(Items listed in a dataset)
__________________________________________________
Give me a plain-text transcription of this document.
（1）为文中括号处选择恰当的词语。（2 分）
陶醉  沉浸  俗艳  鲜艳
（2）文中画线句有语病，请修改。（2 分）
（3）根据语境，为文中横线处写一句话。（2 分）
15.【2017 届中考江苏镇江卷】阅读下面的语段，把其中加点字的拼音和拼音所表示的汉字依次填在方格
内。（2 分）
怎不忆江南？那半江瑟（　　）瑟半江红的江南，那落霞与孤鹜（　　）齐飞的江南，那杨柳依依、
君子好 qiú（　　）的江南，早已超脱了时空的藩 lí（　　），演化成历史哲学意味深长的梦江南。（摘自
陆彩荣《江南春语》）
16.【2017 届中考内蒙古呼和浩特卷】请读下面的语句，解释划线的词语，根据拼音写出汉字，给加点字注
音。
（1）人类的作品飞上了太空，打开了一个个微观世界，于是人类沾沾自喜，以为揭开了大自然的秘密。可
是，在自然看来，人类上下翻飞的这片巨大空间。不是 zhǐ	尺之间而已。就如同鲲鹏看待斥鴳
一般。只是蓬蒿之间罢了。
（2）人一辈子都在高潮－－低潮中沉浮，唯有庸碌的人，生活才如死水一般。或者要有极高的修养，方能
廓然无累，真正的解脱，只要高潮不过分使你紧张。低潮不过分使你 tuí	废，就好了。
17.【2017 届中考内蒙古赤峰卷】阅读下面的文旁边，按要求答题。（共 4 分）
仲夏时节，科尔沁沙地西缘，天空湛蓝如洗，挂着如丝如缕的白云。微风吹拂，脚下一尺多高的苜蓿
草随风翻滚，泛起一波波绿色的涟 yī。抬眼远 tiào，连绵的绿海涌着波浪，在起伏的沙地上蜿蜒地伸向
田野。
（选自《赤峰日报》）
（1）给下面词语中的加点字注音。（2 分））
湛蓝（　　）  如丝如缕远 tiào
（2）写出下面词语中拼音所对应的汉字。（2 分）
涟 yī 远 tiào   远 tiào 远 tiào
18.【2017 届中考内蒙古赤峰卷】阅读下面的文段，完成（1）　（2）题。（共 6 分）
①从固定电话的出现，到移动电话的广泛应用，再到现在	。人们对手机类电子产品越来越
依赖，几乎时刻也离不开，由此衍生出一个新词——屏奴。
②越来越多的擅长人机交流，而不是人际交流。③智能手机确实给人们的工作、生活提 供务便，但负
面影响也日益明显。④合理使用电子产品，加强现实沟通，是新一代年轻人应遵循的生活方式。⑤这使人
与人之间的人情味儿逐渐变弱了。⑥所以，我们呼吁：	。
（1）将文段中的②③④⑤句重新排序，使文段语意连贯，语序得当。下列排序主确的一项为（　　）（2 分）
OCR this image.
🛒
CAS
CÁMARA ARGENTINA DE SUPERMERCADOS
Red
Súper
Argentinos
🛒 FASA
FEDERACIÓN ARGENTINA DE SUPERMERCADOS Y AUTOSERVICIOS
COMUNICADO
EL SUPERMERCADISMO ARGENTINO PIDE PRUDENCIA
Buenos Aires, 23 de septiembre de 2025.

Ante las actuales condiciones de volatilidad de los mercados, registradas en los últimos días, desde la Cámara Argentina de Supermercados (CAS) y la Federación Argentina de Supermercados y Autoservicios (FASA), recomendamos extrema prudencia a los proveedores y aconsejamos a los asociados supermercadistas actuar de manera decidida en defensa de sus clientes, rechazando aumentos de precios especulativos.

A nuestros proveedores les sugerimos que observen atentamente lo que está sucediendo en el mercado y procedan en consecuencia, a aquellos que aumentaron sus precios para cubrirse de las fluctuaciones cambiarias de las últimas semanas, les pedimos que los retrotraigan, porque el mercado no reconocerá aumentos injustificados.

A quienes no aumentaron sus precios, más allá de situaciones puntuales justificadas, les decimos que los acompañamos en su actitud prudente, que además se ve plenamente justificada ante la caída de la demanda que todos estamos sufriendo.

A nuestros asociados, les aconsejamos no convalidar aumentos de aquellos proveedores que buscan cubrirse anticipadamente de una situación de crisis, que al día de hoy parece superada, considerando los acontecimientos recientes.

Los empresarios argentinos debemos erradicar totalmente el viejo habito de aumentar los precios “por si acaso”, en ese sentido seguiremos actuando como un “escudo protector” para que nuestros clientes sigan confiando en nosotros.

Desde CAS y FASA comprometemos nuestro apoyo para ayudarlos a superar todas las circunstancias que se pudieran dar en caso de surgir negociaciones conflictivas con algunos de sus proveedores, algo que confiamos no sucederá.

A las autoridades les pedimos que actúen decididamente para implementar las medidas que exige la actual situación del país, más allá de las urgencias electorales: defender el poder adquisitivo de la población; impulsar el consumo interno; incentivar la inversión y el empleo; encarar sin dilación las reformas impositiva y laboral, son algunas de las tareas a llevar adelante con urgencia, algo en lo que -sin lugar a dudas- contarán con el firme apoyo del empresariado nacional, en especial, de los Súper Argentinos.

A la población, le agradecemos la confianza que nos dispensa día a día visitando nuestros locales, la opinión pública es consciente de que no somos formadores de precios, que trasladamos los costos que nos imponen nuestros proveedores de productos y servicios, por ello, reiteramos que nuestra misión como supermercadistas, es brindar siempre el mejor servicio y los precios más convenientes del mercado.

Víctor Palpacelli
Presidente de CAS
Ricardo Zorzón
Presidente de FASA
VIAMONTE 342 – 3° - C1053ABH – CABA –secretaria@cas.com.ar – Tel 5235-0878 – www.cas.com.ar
__________________________________________________
Task objective: Give the complete listing a second time, exactly as it reads.

Correct answer:
Give me a plain-text transcription of this document.
（1）为文中括号处选择恰当的词语。（2 分）
陶醉  沉浸  俗艳  鲜艳
（2）文中画线句有语病，请修改。（2 分）
（3）根据语境，为文中横线处写一句话。（2 分）
15.【2017 届中考江苏镇江卷】阅读下面的语段，把其中加点字的拼音和拼音所表示的汉字依次填在方格
内。（2 分）
怎不忆江南？那半江瑟（　　）瑟半江红的江南，那落霞与孤鹜（　　）齐飞的江南，那杨柳依依、
君子好 qiú（　　）的江南，早已超脱了时空的藩 lí（　　），演化成历史哲学意味深长的梦江南。（摘自
陆彩荣《江南春语》）
16.【2017 届中考内蒙古呼和浩特卷】请读下面的语句，解释划线的词语，根据拼音写出汉字，给加点字注
音。
（1）人类的作品飞上了太空，打开了一个个微观世界，于是人类沾沾自喜，以为揭开了大自然的秘密。可
是，在自然看来，人类上下翻飞的这片巨大空间。不是 zhǐ	尺之间而已。就如同鲲鹏看待斥鴳
一般。只是蓬蒿之间罢了。
（2）人一辈子都在高潮－－低潮中沉浮，唯有庸碌的人，生活才如死水一般。或者要有极高的修养，方能
廓然无累，真正的解脱，只要高潮不过分使你紧张。低潮不过分使你 tuí	废，就好了。
17.【2017 届中考内蒙古赤峰卷】阅读下面的文旁边，按要求答题。（共 4 分）
仲夏时节，科尔沁沙地西缘，天空湛蓝如洗，挂着如丝如缕的白云。微风吹拂，脚下一尺多高的苜蓿
草随风翻滚，泛起一波波绿色的涟 yī。抬眼远 tiào，连绵的绿海涌着波浪，在起伏的沙地上蜿蜒地伸向
田野。
（选自《赤峰日报》）
（1）给下面词语中的加点字注音。（2 分））
湛蓝（　　）  如丝如缕远 tiào
（2）写出下面词语中拼音所对应的汉字。（2 分）
涟 yī 远 tiào   远 tiào 远 tiào
18.【2017 届中考内蒙古赤峰卷】阅读下面的文段，完成（1）　（2）题。（共 6 分）
①从固定电话的出现，到移动电话的广泛应用，再到现在	。人们对手机类电子产品越来越
依赖，几乎时刻也离不开，由此衍生出一个新词——屏奴。
②越来越多的擅长人机交流，而不是人际交流。③智能手机确实给人们的工作、生活提 供务便，但负
面影响也日益明显。④合理使用电子产品，加强现实沟通，是新一代年轻人应遵循的生活方式。⑤这使人
与人之间的人情味儿逐渐变弱了。⑥所以，我们呼吁：	。
（1）将文段中的②③④⑤句重新排序，使文段语意连贯，语序得当。下列排序主确的一项为（　　）（2 分）
OCR this image.
🛒
CAS
CÁMARA ARGENTINA DE SUPERMERCADOS
Red
Súper
Argentinos
🛒 FASA
FEDERACIÓN ARGENTINA DE SUPERMERCADOS Y AUTOSERVICIOS
COMUNICADO
EL SUPERMERCADISMO ARGENTINO PIDE PRUDENCIA
Buenos Aires, 23 de septiembre de 2025.

Ante las actuales condiciones de volatilidad de los mercados, registradas en los últimos días, desde la Cámara Argentina de Supermercados (CAS) y la Federación Argentina de Supermercados y Autoservicios (FASA), recomendamos extrema prudencia a los proveedores y aconsejamos a los asociados supermercadistas actuar de manera decidida en defensa de sus clientes, rechazando aumentos de precios especulativos.

A nuestros proveedores les sugerimos que observen atentamente lo que está sucediendo en el mercado y procedan en consecuencia, a aquellos que aumentaron sus precios para cubrirse de las fluctuaciones cambiarias de las últimas semanas, les pedimos que los retrotraigan, porque el mercado no reconocerá aumentos injustificados.

A quienes no aumentaron sus precios, más allá de situaciones puntuales justificadas, les decimos que los acompañamos en su actitud prudente, que además se ve plenamente justificada ante la caída de la demanda que todos estamos sufriendo.

A nuestros asociados, les aconsejamos no convalidar aumentos de aquellos proveedores que buscan cubrirse anticipadamente de una situación de crisis, que al día de hoy parece superada, considerando los acontecimientos recientes.

Los empresarios argentinos debemos erradicar totalmente el viejo habito de aumentar los precios “por si acaso”, en ese sentido seguiremos actuando como un “escudo protector” para que nuestros clientes sigan confiando en nosotros.

Desde CAS y FASA comprometemos nuestro apoyo para ayudarlos a superar todas las circunstancias que se pudieran dar en caso de surgir negociaciones conflictivas con algunos de sus proveedores, algo que confiamos no sucederá.

A las autoridades les pedimos que actúen decididamente para implementar las medidas que exige la actual situación del país, más allá de las urgencias electorales: defender el poder adquisitivo de la población; impulsar el consumo interno; incentivar la inversión y el empleo; encarar sin dilación las reformas impositiva y laboral, son algunas de las tareas a llevar adelante con urgencia, algo en lo que -sin lugar a dudas- contarán con el firme apoyo del empresariado nacional, en especial, de los Súper Argentinos.

A la población, le agradecemos la confianza que nos dispensa día a día visitando nuestros locales, la opinión pública es consciente de que no somos formadores de precios, que trasladamos los costos que nos imponen nuestros proveedores de productos y servicios, por ello, reiteramos que nuestra misión como supermercadistas, es brindar siempre el mejor servicio y los precios más convenientes del mercado.

Víctor Palpacelli
Presidente de CAS
Ricardo Zorzón
Presidente de FASA
VIAMONTE 342 – 3° - C1053ABH – CABA –secretaria@cas.com.ar – Tel 5235-0878 – www.cas.com.ar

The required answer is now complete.